_Source document:_
■ ■ ■ ■ ■ ■ ■

# How do you deal with fatigue?



## macmikeman (Jan 23, 2007)

Double down. Pick up your knickers. Take on more work and longer hours. You have the capability and the power inside you. Summon it. 


https://www.amazon.com/Cant-Hurt-Me-Master-Your/dp/1544512287


----------



## MikeFL (Apr 16, 2016)

Powernaps work wonders.


----------



## Cemo (Feb 5, 2011)

Cricket said:


> View attachment 130664
> 
> 
> 
> ...




Crown Royal boosted coffee .


----------



## MechanicalDVR (Dec 29, 2007)

1. Drink more coffee

2. Run to the range and punch holes in paper at long distances

3. Drink more coffee

4. Take a day off to nap

5. Drink more coffee

6. Do an out of state job and spend the off time sleeping in a strange bed

7. Drink more coffee

8. Spend some time in the kitchen relaxing while cooking

9. Drink more coffee

10. Read my bible while drinking vanilla flavored coffee


----------



## splatz (May 23, 2015)

I don't know any secrets to deal with fatigue, as far as I can tell there's nothing to do but cowboy up and keep putting one foot in front of the other.


----------



## gpop (May 14, 2018)

As a young man i only needed 4hrs sleep between the pub and working long hard shifts.

As a middle aged man i learnt to get up in the middle of the night to deal with the kids while working long hours.

Now im older im so use to being tired that its become part of how i operate. Never seen a tired person running around with there head cut of making stupid decisions.


----------



## gpop (May 14, 2018)

splatz said:


> I don't know any secrets to deal with fatigue, as far as I can tell there's nothing to do but cowboy up and keep putting one foot in front of the other.


I know some secret ways but you can not pass a pee-pee test..:vs_laugh:


----------



## flyboy (Jun 13, 2011)

Red Bull


----------



## Switched (Dec 23, 2012)

I just let the gubment take care of me.

Although that can be tiring too, spending all my time waxing my new BMW, playing games on my "Free Phone", buying stuff with my EBT at the liquor store... 

I tell you, it gets really tiring, so I am hoping someone here has the answers.


----------



## telsa (May 22, 2015)

We use a drummer at the rear of the galley and the whip.

No-one complains.


----------



## macmikeman (Jan 23, 2007)

Post Memes.


----------



## John Valdes (May 17, 2007)

Good thing I don't have to go to a job site or an office tomorrow. Its 2:35 am and I'm still trying to go to sleep.
Maybe the nap I took at 7:00 pm had something to do with it.......lol


----------



## micromind (Aug 11, 2007)

■ ■ ■ ■ ■ ■ ■

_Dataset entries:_
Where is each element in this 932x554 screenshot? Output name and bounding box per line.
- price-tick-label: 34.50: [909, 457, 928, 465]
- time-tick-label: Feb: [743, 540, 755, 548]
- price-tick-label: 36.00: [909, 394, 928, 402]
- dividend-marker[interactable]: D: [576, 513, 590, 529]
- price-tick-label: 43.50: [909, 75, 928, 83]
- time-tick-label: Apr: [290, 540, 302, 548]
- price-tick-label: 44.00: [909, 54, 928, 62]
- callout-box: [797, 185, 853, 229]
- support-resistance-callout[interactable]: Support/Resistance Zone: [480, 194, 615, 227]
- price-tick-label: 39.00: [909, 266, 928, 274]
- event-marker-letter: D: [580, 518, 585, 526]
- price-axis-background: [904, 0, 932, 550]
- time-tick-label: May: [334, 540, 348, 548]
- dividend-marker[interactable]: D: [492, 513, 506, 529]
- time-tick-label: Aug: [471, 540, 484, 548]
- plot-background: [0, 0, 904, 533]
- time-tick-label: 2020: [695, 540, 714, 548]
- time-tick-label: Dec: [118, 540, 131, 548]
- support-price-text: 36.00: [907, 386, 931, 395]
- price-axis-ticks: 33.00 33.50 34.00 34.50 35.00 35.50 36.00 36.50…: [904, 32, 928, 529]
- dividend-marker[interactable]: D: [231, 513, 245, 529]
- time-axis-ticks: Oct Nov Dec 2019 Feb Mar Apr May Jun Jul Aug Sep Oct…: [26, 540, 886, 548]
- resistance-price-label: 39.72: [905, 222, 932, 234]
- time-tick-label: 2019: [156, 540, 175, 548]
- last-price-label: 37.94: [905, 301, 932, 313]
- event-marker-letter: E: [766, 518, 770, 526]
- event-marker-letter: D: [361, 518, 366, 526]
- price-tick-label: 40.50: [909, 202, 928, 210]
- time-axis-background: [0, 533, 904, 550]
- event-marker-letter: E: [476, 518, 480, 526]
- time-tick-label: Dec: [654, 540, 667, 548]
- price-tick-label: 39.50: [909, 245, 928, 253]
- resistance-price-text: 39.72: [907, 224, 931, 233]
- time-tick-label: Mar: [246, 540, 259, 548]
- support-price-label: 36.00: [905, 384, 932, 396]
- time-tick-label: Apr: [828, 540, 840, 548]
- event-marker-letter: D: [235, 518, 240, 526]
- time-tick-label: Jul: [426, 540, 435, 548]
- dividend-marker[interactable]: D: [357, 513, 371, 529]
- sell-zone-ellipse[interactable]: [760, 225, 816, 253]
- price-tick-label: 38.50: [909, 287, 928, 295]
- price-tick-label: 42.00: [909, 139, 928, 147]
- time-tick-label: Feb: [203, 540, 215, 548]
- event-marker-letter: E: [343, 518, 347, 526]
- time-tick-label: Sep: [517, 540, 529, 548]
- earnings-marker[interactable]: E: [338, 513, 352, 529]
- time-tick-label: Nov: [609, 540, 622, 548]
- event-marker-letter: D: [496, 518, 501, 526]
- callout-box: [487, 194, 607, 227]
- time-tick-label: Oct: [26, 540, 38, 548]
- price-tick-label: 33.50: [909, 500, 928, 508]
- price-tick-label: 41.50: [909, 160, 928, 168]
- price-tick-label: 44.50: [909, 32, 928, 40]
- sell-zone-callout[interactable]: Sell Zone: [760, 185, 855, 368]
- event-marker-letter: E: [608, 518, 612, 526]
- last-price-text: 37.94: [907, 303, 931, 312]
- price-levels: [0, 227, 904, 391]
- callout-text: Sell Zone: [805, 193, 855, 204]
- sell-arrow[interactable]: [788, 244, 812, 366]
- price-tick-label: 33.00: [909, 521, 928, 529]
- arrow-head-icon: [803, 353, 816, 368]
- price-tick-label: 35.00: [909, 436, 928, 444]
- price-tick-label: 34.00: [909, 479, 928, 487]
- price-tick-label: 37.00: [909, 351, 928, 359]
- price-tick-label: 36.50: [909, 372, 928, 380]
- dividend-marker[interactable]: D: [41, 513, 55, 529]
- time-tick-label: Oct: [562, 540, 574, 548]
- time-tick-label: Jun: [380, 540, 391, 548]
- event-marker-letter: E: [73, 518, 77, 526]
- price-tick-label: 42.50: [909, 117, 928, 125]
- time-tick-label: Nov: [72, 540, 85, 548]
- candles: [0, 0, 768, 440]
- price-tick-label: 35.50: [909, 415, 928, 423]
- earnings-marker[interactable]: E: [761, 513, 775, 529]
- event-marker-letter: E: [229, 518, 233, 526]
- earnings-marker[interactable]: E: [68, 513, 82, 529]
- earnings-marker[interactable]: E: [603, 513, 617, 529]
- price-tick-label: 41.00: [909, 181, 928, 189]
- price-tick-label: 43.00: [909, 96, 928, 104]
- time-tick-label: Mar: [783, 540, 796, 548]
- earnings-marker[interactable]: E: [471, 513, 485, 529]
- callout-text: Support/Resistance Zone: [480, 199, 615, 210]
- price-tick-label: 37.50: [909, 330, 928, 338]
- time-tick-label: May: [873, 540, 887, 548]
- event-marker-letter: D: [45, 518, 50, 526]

■ ■ ■ ■ ■ ■ ■

_Tasks to perform:_
1/ Answer these questions using the fatigue thread:
(a) What drink does flyboy name?
(b) At what time did John Valdes take a nap?
(c) How many hours of sleep did gpop say he needed as a young man?
2/ Retype the fatigue thread from "## Switched (Dec" to "the liquor store..." without changing a character.
These entries come from a separate source, not from the fatigue thread.

_Answers to each task:_
1/
(a) Red Bull
(b) 7:00 pm
(c) 4 hours

2/
## Switched (Dec 23, 2012)

I just let the gubment take care of me.

Although that can be tiring too, spending all my time waxing my new BMW, playing games on my "Free Phone", buying stuff with my EBT at the liquor store...